INSTRUCTIONS TO FOLLOW: Search the data for the string "value" and gather each line it is in.

(Dataset records)

-=-=-=-=-

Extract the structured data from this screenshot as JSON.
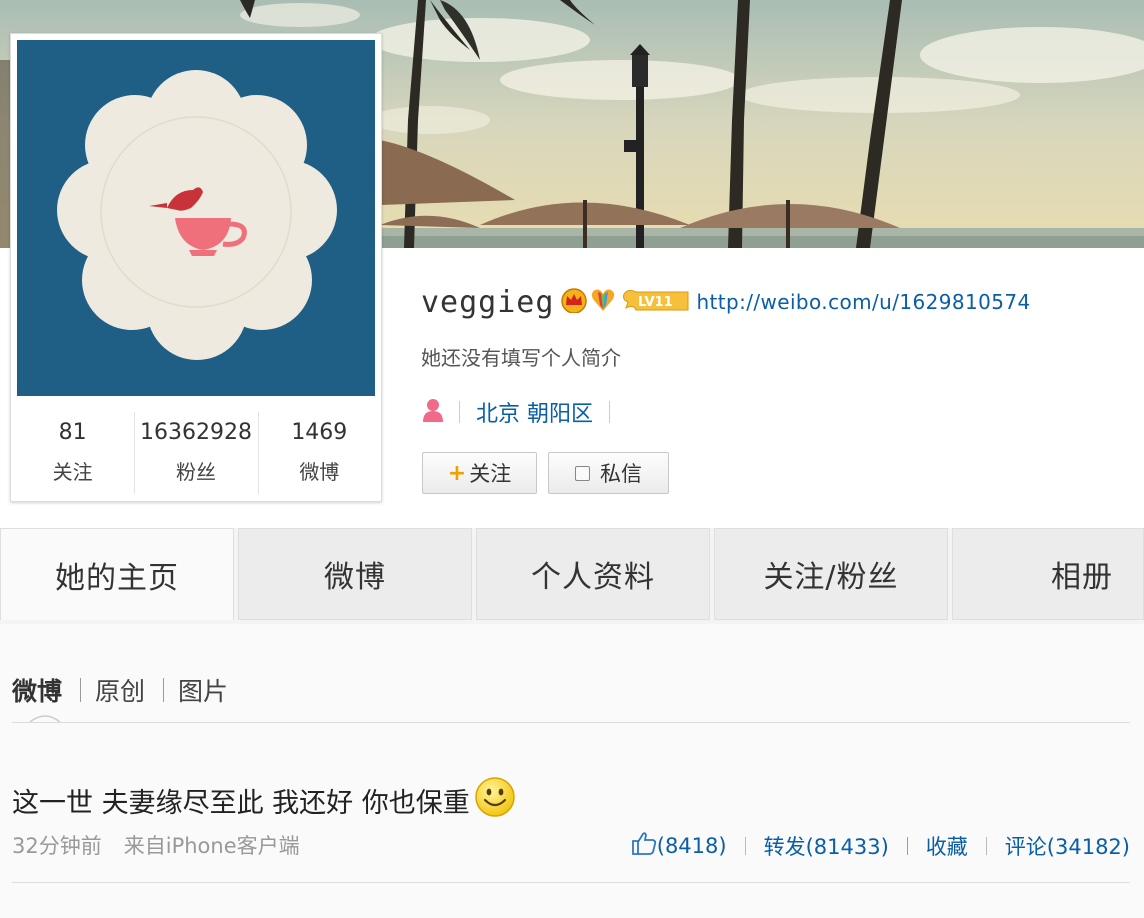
{
  "profile": {
    "username": "veggieg",
    "url": "http://weibo.com/u/1629810574",
    "bio": "她还没有填写个人简介",
    "location": "北京 朝阳区",
    "level_badge": "LV11"
  },
  "stats": [
    {
      "value": "81",
      "label": "关注"
    },
    {
      "value": "16362928",
      "label": "粉丝"
    },
    {
      "value": "1469",
      "label": "微博"
    }
  ],
  "buttons": {
    "follow": "关注",
    "message": "私信"
  },
  "tabs": [
    "她的主页",
    "微博",
    "个人资料",
    "关注/粉丝",
    "相册"
  ],
  "subtabs": [
    "微博",
    "原创",
    "图片"
  ],
  "post": {
    "text": "这一世 夫妻缘尽至此 我还好 你也保重",
    "time": "32分钟前",
    "source": "来自iPhone客户端",
    "likes": "(8418)",
    "repost": "转发(81433)",
    "favorite": "收藏",
    "comment": "评论(34182)"
  },
  "colors": {
    "link": "#0a5ea8",
    "avatar_bg": "#1f5f85",
    "follow_plus": "#f0a000"
  },
  "icons": [
    "crown-icon",
    "rainbow-heart-icon",
    "level-badge-icon",
    "person-icon",
    "thumbs-up-icon",
    "smiley-icon",
    "message-icon"
  ]
}
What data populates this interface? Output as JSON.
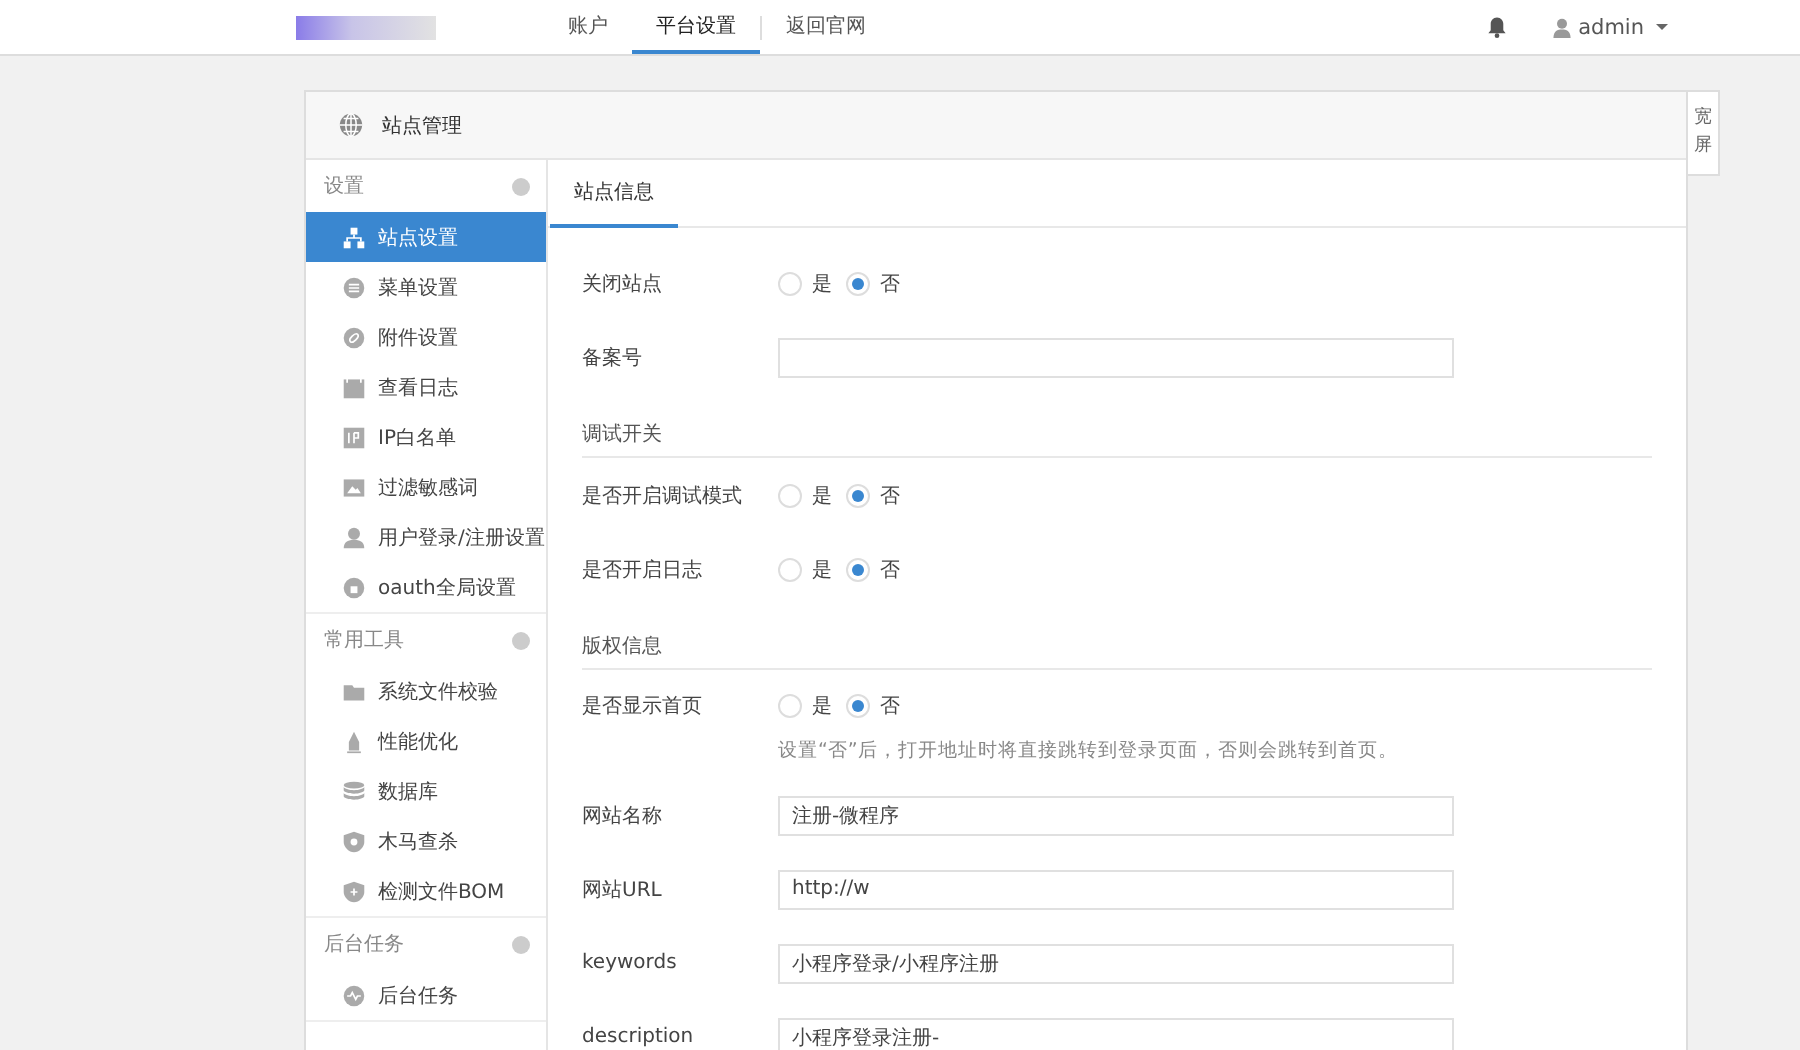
{
  "topbar": {
    "nav": [
      {
        "label": "账户",
        "selected": false
      },
      {
        "label": "平台设置",
        "selected": true
      },
      {
        "label": "返回官网",
        "selected": false
      }
    ],
    "user": "admin"
  },
  "widescreen_button": "宽屏",
  "panel": {
    "title": "站点管理"
  },
  "sidebar": {
    "groups": [
      {
        "title": "设置",
        "items": [
          {
            "label": "站点设置",
            "selected": true
          },
          {
            "label": "菜单设置",
            "selected": false
          },
          {
            "label": "附件设置",
            "selected": false
          },
          {
            "label": "查看日志",
            "selected": false
          },
          {
            "label": "IP白名单",
            "selected": false
          },
          {
            "label": "过滤敏感词",
            "selected": false
          },
          {
            "label": "用户登录/注册设置",
            "selected": false
          },
          {
            "label": "oauth全局设置",
            "selected": false
          }
        ]
      },
      {
        "title": "常用工具",
        "items": [
          {
            "label": "系统文件校验",
            "selected": false
          },
          {
            "label": "性能优化",
            "selected": false
          },
          {
            "label": "数据库",
            "selected": false
          },
          {
            "label": "木马查杀",
            "selected": false
          },
          {
            "label": "检测文件BOM",
            "selected": false
          }
        ]
      },
      {
        "title": "后台任务",
        "items": [
          {
            "label": "后台任务",
            "selected": false
          }
        ]
      }
    ]
  },
  "tabs": [
    {
      "label": "站点信息",
      "selected": true
    }
  ],
  "form": [
    {
      "kind": "radio",
      "label": "关闭站点",
      "options": [
        {
          "label": "是",
          "selected": false
        },
        {
          "label": "否",
          "selected": true
        }
      ]
    },
    {
      "kind": "text",
      "label": "备案号"
    },
    {
      "kind": "section",
      "label": "调试开关"
    },
    {
      "kind": "radio",
      "label": "是否开启调试模式",
      "options": [
        {
          "label": "是",
          "selected": false
        },
        {
          "label": "否",
          "selected": true
        }
      ]
    },
    {
      "kind": "radio",
      "label": "是否开启日志",
      "options": [
        {
          "label": "是",
          "selected": false
        },
        {
          "label": "否",
          "selected": true
        }
      ]
    },
    {
      "kind": "section",
      "label": "版权信息"
    },
    {
      "kind": "radio",
      "label": "是否显示首页",
      "options": [
        {
          "label": "是",
          "selected": false
        },
        {
          "label": "否",
          "selected": true
        }
      ],
      "hint": "设置“否”后，打开地址时将直接跳转到登录页面，否则会跳转到首页。"
    },
    {
      "kind": "text",
      "label": "网站名称",
      "value": "注册-微程序"
    },
    {
      "kind": "text",
      "label": "网站URL",
      "value": "http://w"
    },
    {
      "kind": "text",
      "label": "keywords",
      "value": "小程序登录/小程序注册"
    },
    {
      "kind": "text",
      "label": "description",
      "value": "小程序登录注册-"
    }
  ]
}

-=-=-=-=-

FULL RESPONSE:
      "value": "81",
      "value": "16362928",
      "value": "1469",
      "value": "注册-微程序"
      "value": "http://w"
      "value": "小程序登录/小程序注册"
      "value": "小程序登录注册-"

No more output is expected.